begin Material for the task

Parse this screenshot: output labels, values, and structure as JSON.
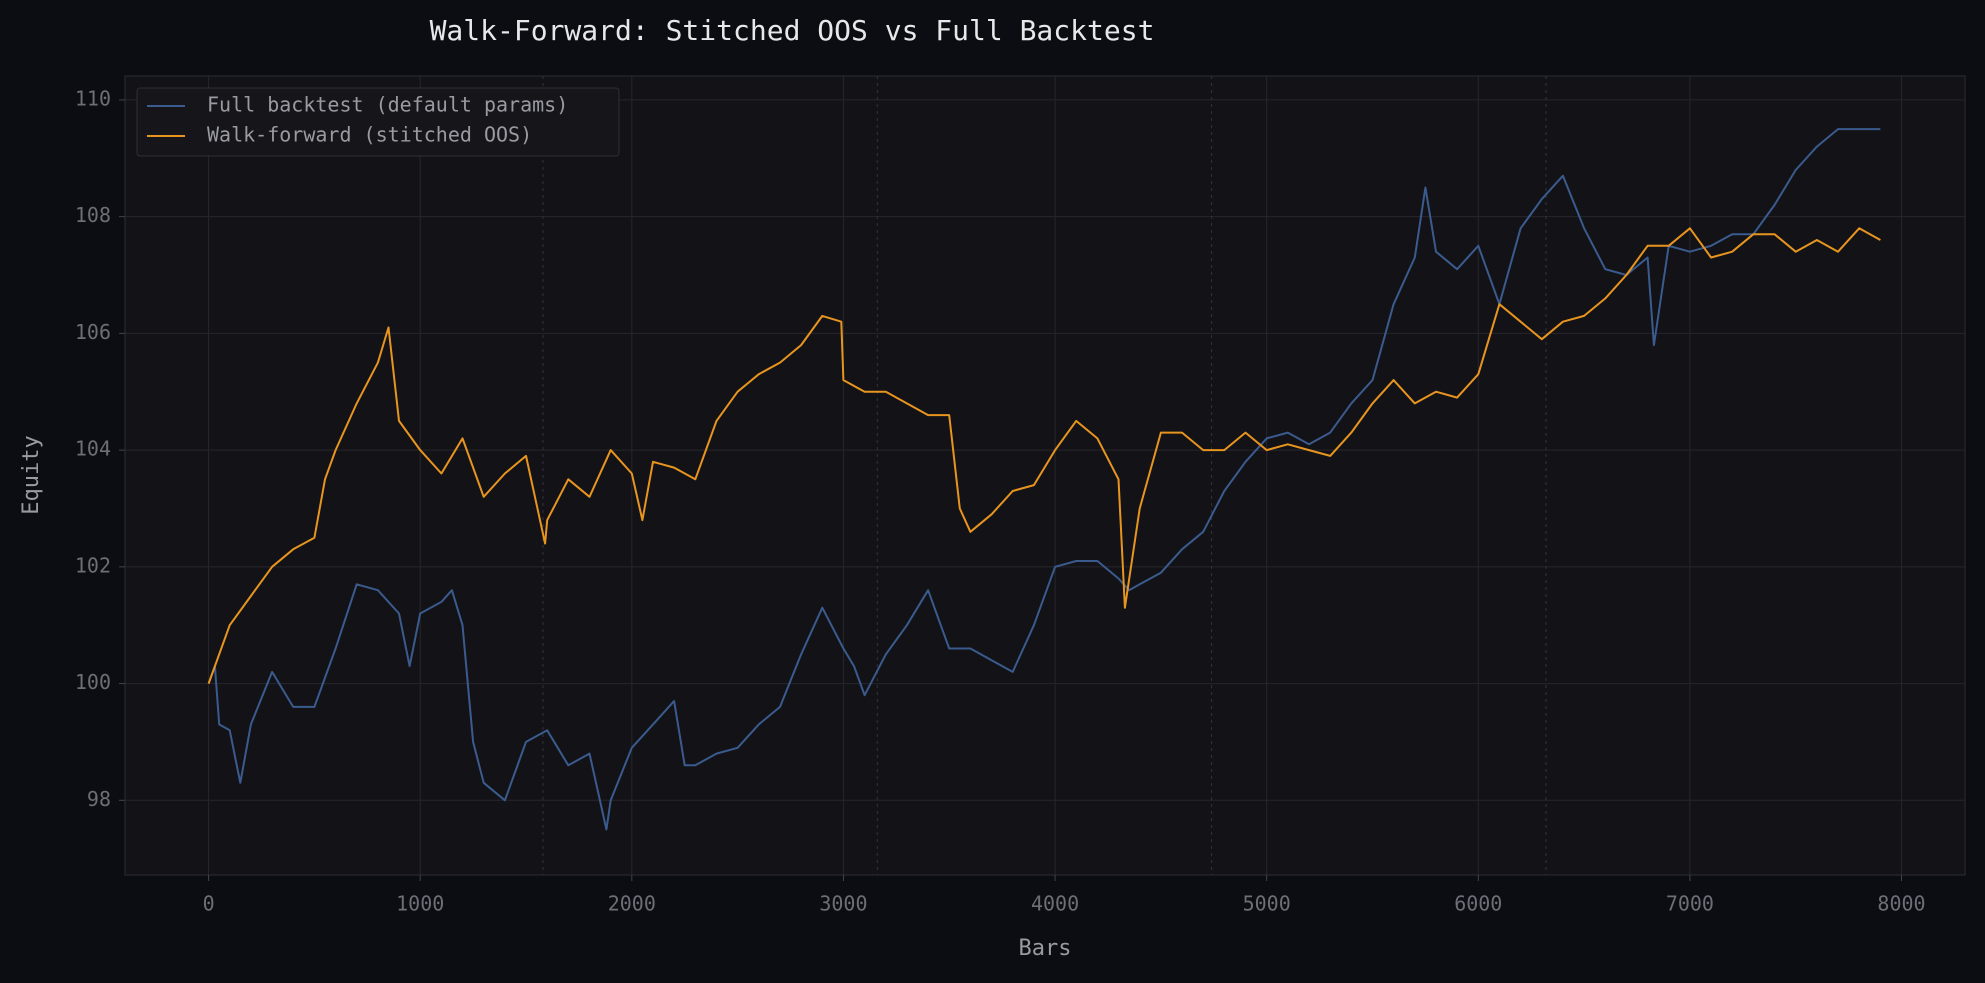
{
  "chart_data": {
    "type": "line",
    "title": "Walk-Forward: Stitched OOS vs Full Backtest",
    "xlabel": "Bars",
    "ylabel": "Equity",
    "xlim": [
      -395,
      8300
    ],
    "ylim": [
      96.72,
      110.41
    ],
    "xticks": [
      0,
      1000,
      2000,
      3000,
      4000,
      5000,
      6000,
      7000,
      8000
    ],
    "yticks": [
      98,
      100,
      102,
      104,
      106,
      108,
      110
    ],
    "grid": true,
    "legend": "upper left",
    "vlines": [
      1580,
      3160,
      4740,
      6320
    ],
    "series": [
      {
        "name": "Full backtest (default params)",
        "color": "#3b5b8e",
        "x": [
          0,
          30,
          50,
          100,
          150,
          200,
          300,
          400,
          500,
          600,
          700,
          800,
          900,
          950,
          1000,
          1100,
          1150,
          1200,
          1250,
          1300,
          1400,
          1500,
          1600,
          1700,
          1800,
          1880,
          1900,
          2000,
          2100,
          2200,
          2250,
          2300,
          2400,
          2500,
          2600,
          2700,
          2800,
          2900,
          3000,
          3050,
          3100,
          3200,
          3300,
          3400,
          3500,
          3600,
          3700,
          3800,
          3900,
          4000,
          4100,
          4200,
          4300,
          4350,
          4400,
          4500,
          4600,
          4700,
          4800,
          4900,
          5000,
          5100,
          5200,
          5300,
          5400,
          5500,
          5600,
          5700,
          5750,
          5800,
          5900,
          6000,
          6100,
          6200,
          6300,
          6400,
          6500,
          6600,
          6700,
          6800,
          6830,
          6900,
          7000,
          7100,
          7200,
          7300,
          7400,
          7500,
          7600,
          7700,
          7800,
          7900
        ],
        "values": [
          100,
          100.3,
          99.3,
          99.2,
          98.3,
          99.3,
          100.2,
          99.6,
          99.6,
          100.6,
          101.7,
          101.6,
          101.2,
          100.3,
          101.2,
          101.4,
          101.6,
          101,
          99,
          98.3,
          98,
          99,
          99.2,
          98.6,
          98.8,
          97.5,
          98,
          98.9,
          99.3,
          99.7,
          98.6,
          98.6,
          98.8,
          98.9,
          99.3,
          99.6,
          100.5,
          101.3,
          100.6,
          100.3,
          99.8,
          100.5,
          101,
          101.6,
          100.6,
          100.6,
          100.4,
          100.2,
          101,
          102,
          102.1,
          102.1,
          101.8,
          101.6,
          101.7,
          101.9,
          102.3,
          102.6,
          103.3,
          103.8,
          104.2,
          104.3,
          104.1,
          104.3,
          104.8,
          105.2,
          106.5,
          107.3,
          108.5,
          107.4,
          107.1,
          107.5,
          106.5,
          107.8,
          108.3,
          108.7,
          107.8,
          107.1,
          107,
          107.3,
          105.8,
          107.5,
          107.4,
          107.5,
          107.7,
          107.7,
          108.2,
          108.8,
          109.2,
          109.5,
          109.5,
          109.5
        ]
      },
      {
        "name": "Walk-forward (stitched OOS)",
        "color": "#e8951f",
        "x": [
          0,
          100,
          200,
          300,
          400,
          500,
          550,
          600,
          700,
          800,
          850,
          900,
          1000,
          1100,
          1200,
          1300,
          1400,
          1500,
          1590,
          1600,
          1700,
          1800,
          1900,
          2000,
          2050,
          2100,
          2200,
          2300,
          2400,
          2500,
          2600,
          2700,
          2800,
          2900,
          2990,
          3000,
          3100,
          3200,
          3300,
          3400,
          3500,
          3550,
          3600,
          3700,
          3800,
          3900,
          4000,
          4100,
          4200,
          4300,
          4330,
          4400,
          4500,
          4600,
          4700,
          4800,
          4900,
          5000,
          5100,
          5200,
          5300,
          5400,
          5500,
          5600,
          5700,
          5800,
          5900,
          6000,
          6100,
          6200,
          6300,
          6400,
          6500,
          6600,
          6700,
          6800,
          6900,
          7000,
          7100,
          7200,
          7300,
          7400,
          7500,
          7600,
          7700,
          7800,
          7900
        ],
        "values": [
          100,
          101,
          101.5,
          102,
          102.3,
          102.5,
          103.5,
          104,
          104.8,
          105.5,
          106.1,
          104.5,
          104,
          103.6,
          104.2,
          103.2,
          103.6,
          103.9,
          102.4,
          102.8,
          103.5,
          103.2,
          104,
          103.6,
          102.8,
          103.8,
          103.7,
          103.5,
          104.5,
          105,
          105.3,
          105.5,
          105.8,
          106.3,
          106.2,
          105.2,
          105,
          105,
          104.8,
          104.6,
          104.6,
          103,
          102.6,
          102.9,
          103.3,
          103.4,
          104,
          104.5,
          104.2,
          103.5,
          101.3,
          103,
          104.3,
          104.3,
          104,
          104,
          104.3,
          104,
          104.1,
          104,
          103.9,
          104.3,
          104.8,
          105.2,
          104.8,
          105,
          104.9,
          105.3,
          106.5,
          106.2,
          105.9,
          106.2,
          106.3,
          106.6,
          107,
          107.5,
          107.5,
          107.8,
          107.3,
          107.4,
          107.7,
          107.7,
          107.4,
          107.6,
          107.4,
          107.8,
          107.6
        ]
      }
    ]
  }
}
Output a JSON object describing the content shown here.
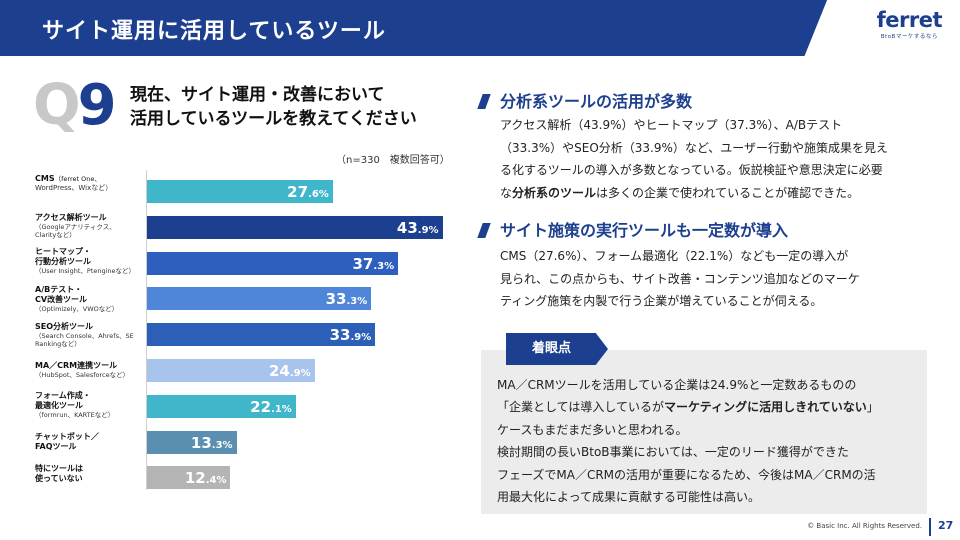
{
  "header": {
    "title": "サイト運用に活用しているツール"
  },
  "logo": {
    "name": "ferret",
    "tagline": "BtoBマーケするなら"
  },
  "question": {
    "number_q": "Q",
    "number_n": "9",
    "line1": "現在、サイト運用・改善において",
    "line2": "活用しているツールを教えてください",
    "note": "（n=330　複数回答可）"
  },
  "chart_data": {
    "type": "bar",
    "orientation": "horizontal",
    "unit": "%",
    "categories": [
      {
        "main": "CMS",
        "inline_sub": "（ferret One、",
        "sub": "WordPress、Wixなど）",
        "sub_bold": true
      },
      {
        "main": "アクセス解析ツール",
        "sub": "（Googleアナリティクス、Clarityなど）"
      },
      {
        "main": "ヒートマップ・行動分析ツール",
        "main2": "行動分析ツール",
        "main1": "ヒートマップ・",
        "sub": "（User Insight、Ptengineなど）"
      },
      {
        "main1": "A/Bテスト・",
        "main2": "CV改善ツール",
        "sub": "（Optimizely、VWOなど）"
      },
      {
        "main": "SEO分析ツール",
        "sub": "（Search Console、Ahrefs、SE Rankingなど）"
      },
      {
        "main": "MA／CRM連携ツール",
        "sub": "（HubSpot、Salesforceなど）"
      },
      {
        "main1": "フォーム作成・",
        "main2": "最適化ツール",
        "sub": "（formrun、KARTEなど）"
      },
      {
        "main1": "チャットボット／",
        "main2": "FAQツール",
        "sub": ""
      },
      {
        "main1": "特にツールは",
        "main2": "使っていない",
        "sub": ""
      }
    ],
    "values": [
      27.6,
      43.9,
      37.3,
      33.3,
      33.9,
      24.9,
      22.1,
      13.3,
      12.4
    ],
    "value_labels_int": [
      "27",
      "43",
      "37",
      "33",
      "33",
      "24",
      "22",
      "13",
      "12"
    ],
    "value_labels_dec": [
      ".6%",
      ".9%",
      ".3%",
      ".3%",
      ".9%",
      ".9%",
      ".1%",
      ".3%",
      ".4%"
    ],
    "colors": [
      "#3fb6c9",
      "#1c3f8f",
      "#2e5fbf",
      "#4f86d9",
      "#2c5fb7",
      "#a9c4ec",
      "#3fb6c9",
      "#5a8fb0",
      "#b4b4b4"
    ],
    "xlim": [
      0,
      45
    ]
  },
  "section1": {
    "heading": "分析系ツールの活用が多数",
    "line1": "アクセス解析（43.9%）やヒートマップ（37.3%）、A/Bテスト",
    "line2": "（33.3%）やSEO分析（33.9%）など、ユーザー行動や施策成果を見え",
    "line3": "る化するツールの導入が多数となっている。仮説検証や意思決定に必要",
    "line4_pre": "な",
    "line4_bold": "分析系のツール",
    "line4_post": "は多くの企業で使われていることが確認できた。"
  },
  "section2": {
    "heading": "サイト施策の実行ツールも一定数が導入",
    "line1": "CMS（27.6%）、フォーム最適化（22.1%）なども一定の導入が",
    "line2": "見られ、この点からも、サイト改善・コンテンツ追加などのマーケ",
    "line3": "ティング施策を内製で行う企業が増えていることが伺える。"
  },
  "focus": {
    "tag": "着眼点",
    "line1": "MA／CRMツールを活用している企業は24.9%と一定数あるものの",
    "line2_pre": "「企業としては導入しているが",
    "line2_bold": "マーケティングに活用しきれていない",
    "line2_post": "」",
    "line3": "ケースもまだまだ多いと思われる。",
    "line4": "検討期間の長いBtoB事業においては、一定のリード獲得ができた",
    "line5": "フェーズでMA／CRMの活用が重要になるため、今後はMA／CRMの活",
    "line6": "用最大化によって成果に貢献する可能性は高い。"
  },
  "footer": {
    "copyright": "© Basic Inc. All Rights Reserved.",
    "page": "27"
  }
}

end Material for the task

-- Exercise goal --
Gather up the lines containing the word "heading" from these records and copy them.

-- Reply --
    "heading": "分析系ツールの活用が多数",
    "heading": "サイト施策の実行ツールも一定数が導入",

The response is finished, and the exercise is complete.